Data
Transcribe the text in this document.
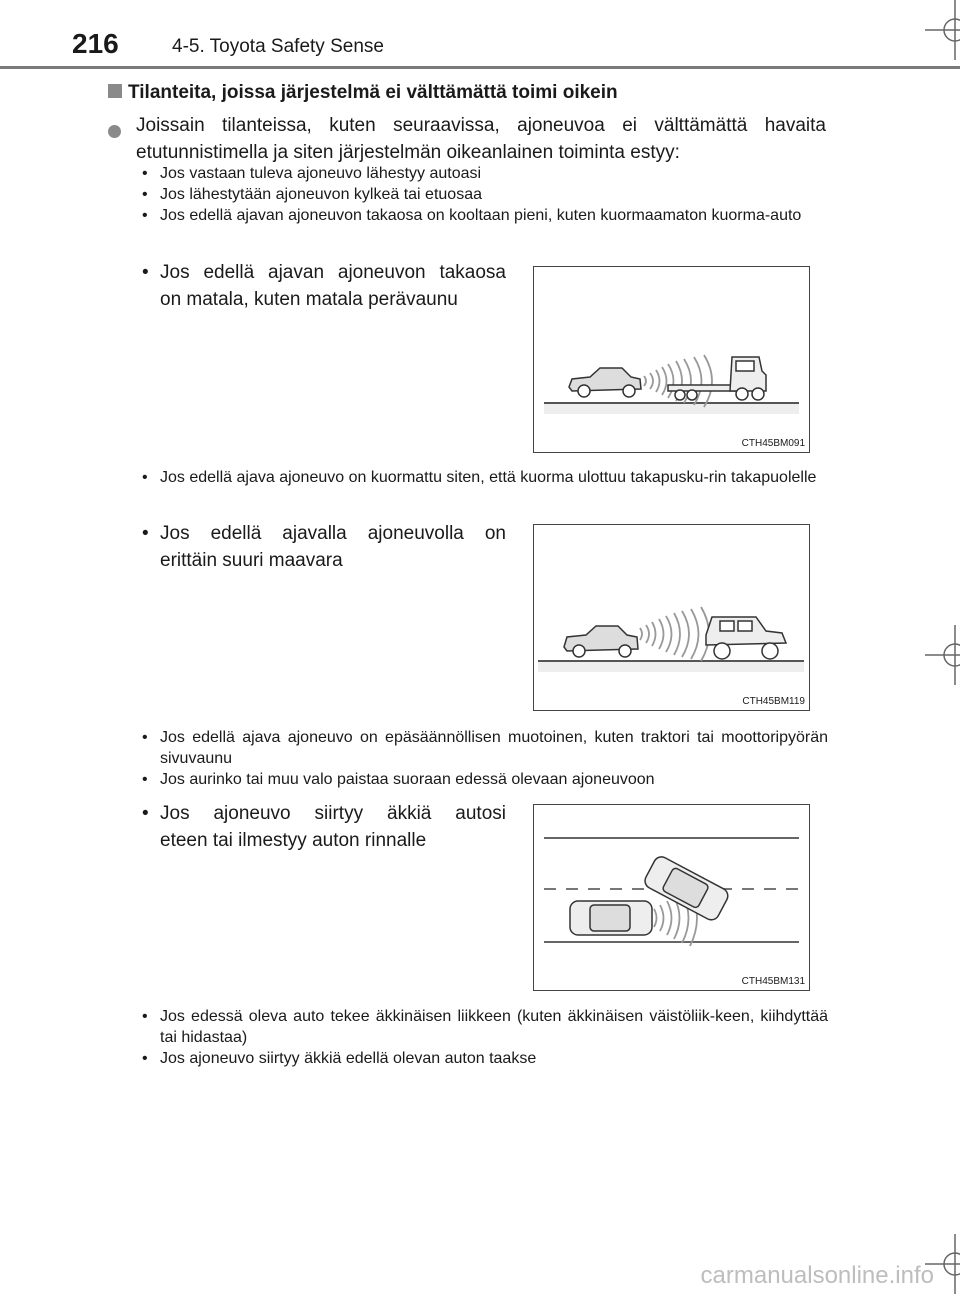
216	4-5. Toyota Safety Sense
Tilanteita, joissa järjestelmä ei välttämättä toimi oikein
Joissain tilanteissa, kuten seuraavissa, ajoneuvoa ei välttämättä havaita etutunnistimella ja siten järjestelmän oikeanlainen toiminta estyy:
• Jos vastaan tuleva ajoneuvo lähestyy autoasi
• Jos lähestytään ajoneuvon kylkeä tai etuosaa
• Jos edellä ajavan ajoneuvon takaosa on kooltaan pieni, kuten kuormaamaton kuorma-auto
• Jos edellä ajavan ajoneuvon takaosa
on matala, kuten matala perävaunu
CTH45BM091
• Jos edellä ajava ajoneuvo on kuormattu siten, että kuorma ulottuu takapusku-rin takapuolelle
• Jos edellä ajavalla ajoneuvolla on
erittäin suuri maavara
CTH45BM119
• Jos edellä ajava ajoneuvo on epäsäännöllisen muotoinen, kuten traktori tai moottoripyörän sivuvaunu
• Jos aurinko tai muu valo paistaa suoraan edessä olevaan ajoneuvoon
• Jos ajoneuvo siirtyy äkkiä autosi
eteen tai ilmestyy auton rinnalle
CTH45BM131
• Jos edessä oleva auto tekee äkkinäisen liikkeen (kuten äkkinäisen väistöliik-keen, kiihdyttää tai hidastaa)
• Jos ajoneuvo siirtyy äkkiä edellä olevan auton taakse
carmanualsonline.info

Your objective
Lines of the material that contain the word "takaosa" are to be gathered.

Answer to the exercise
• Jos edellä ajavan ajoneuvon takaosa on kooltaan pieni, kuten kuormaamaton kuorma-auto
• Jos edellä ajavan ajoneuvon takaosa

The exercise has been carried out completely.